_To do_
Copy each line containing the word "title" from the records that follow, please.

_Supplied information_
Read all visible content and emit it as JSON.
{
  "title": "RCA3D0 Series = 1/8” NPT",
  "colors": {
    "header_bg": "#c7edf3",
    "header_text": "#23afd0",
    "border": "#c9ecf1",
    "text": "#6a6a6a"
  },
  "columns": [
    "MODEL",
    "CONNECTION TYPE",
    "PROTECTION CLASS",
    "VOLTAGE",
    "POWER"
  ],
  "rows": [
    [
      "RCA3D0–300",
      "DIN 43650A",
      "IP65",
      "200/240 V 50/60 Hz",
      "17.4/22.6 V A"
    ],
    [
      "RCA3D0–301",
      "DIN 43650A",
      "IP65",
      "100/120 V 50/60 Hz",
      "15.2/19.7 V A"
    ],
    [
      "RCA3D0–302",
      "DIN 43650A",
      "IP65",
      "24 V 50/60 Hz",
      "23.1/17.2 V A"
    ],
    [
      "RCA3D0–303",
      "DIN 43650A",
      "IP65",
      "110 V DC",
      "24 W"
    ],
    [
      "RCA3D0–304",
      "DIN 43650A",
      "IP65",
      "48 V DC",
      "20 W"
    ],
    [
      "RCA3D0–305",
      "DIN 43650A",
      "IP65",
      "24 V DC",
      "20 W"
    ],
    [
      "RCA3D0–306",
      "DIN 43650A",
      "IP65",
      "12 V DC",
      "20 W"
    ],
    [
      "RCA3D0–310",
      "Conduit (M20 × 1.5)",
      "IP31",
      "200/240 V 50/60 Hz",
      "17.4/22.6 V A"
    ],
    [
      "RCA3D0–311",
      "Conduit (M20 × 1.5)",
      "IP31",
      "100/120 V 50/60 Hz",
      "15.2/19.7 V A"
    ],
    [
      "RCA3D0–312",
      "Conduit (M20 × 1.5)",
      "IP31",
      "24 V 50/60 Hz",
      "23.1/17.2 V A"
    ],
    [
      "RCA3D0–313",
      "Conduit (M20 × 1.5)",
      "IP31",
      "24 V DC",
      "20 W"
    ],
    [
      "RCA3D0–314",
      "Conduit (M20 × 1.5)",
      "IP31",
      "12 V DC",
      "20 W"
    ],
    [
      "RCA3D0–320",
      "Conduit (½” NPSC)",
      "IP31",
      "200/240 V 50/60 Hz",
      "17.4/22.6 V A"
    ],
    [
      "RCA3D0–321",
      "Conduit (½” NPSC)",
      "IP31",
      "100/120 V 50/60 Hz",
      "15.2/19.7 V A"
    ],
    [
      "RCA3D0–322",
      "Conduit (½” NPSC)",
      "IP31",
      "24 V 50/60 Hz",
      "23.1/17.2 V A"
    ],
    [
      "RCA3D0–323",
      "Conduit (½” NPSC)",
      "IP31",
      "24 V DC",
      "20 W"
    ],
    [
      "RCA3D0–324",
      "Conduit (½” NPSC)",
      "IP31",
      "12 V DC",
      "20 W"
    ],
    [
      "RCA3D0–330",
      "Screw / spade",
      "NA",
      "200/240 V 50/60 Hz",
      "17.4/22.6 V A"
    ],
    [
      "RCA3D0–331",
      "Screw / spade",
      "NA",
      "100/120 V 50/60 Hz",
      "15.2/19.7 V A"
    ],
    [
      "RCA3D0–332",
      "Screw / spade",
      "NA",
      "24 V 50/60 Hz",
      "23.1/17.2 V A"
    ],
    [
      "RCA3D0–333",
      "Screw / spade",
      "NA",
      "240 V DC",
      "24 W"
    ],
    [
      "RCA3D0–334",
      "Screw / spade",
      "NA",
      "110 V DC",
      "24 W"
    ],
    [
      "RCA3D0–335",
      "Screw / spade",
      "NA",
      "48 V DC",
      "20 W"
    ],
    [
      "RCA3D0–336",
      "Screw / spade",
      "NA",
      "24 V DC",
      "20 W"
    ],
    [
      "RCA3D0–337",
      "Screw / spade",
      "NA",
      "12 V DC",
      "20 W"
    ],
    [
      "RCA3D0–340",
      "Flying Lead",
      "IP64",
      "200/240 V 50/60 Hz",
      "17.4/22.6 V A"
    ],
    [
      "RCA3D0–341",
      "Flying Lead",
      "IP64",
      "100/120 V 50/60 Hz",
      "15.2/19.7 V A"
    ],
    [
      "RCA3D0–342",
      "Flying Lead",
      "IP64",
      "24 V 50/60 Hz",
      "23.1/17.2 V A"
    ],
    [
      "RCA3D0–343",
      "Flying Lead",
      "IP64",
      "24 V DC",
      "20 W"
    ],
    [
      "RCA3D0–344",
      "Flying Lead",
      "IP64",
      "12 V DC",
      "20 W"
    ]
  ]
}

==

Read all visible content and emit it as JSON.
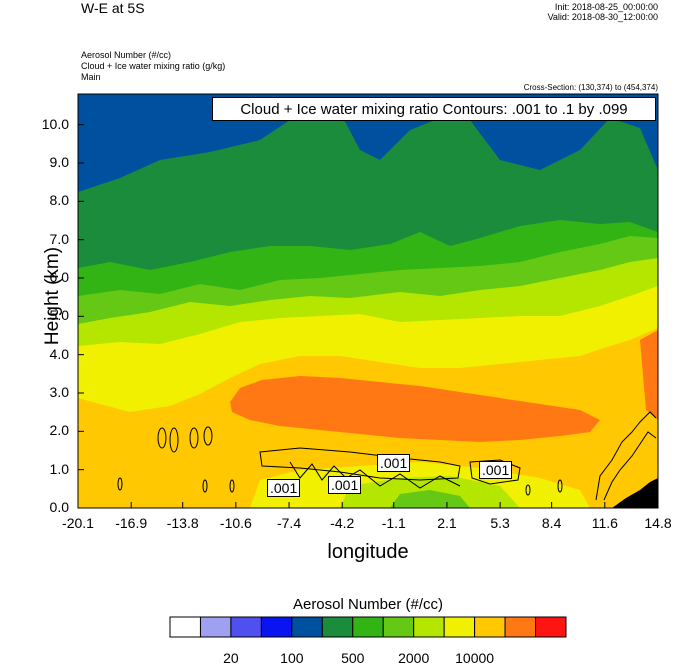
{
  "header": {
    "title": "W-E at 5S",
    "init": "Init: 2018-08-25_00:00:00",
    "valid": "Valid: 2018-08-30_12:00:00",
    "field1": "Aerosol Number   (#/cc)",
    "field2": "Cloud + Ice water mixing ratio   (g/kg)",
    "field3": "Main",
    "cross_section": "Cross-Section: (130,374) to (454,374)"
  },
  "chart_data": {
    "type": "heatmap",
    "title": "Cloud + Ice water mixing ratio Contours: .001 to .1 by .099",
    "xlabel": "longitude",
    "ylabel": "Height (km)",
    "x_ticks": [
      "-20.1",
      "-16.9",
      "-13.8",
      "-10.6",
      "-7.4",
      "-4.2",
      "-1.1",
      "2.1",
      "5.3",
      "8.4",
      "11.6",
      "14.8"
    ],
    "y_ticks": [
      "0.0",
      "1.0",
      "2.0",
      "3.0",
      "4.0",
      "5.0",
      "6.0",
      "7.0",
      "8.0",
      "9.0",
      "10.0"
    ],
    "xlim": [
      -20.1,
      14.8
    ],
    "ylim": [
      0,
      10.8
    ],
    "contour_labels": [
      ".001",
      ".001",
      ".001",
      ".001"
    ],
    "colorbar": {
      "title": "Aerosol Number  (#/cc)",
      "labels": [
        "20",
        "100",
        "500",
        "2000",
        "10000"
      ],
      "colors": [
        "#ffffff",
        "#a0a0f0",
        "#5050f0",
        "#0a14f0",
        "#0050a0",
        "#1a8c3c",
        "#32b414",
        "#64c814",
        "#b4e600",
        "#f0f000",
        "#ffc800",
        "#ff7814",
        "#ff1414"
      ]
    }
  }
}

_Final answer_
  "title": "RCA3D0 Series = 1/8” NPT",
    "title": "W-E at 5S",
    "title": "Cloud + Ice water mixing ratio Contours: .001 to .1 by .099",
      "title": "Aerosol Number  (#/cc)",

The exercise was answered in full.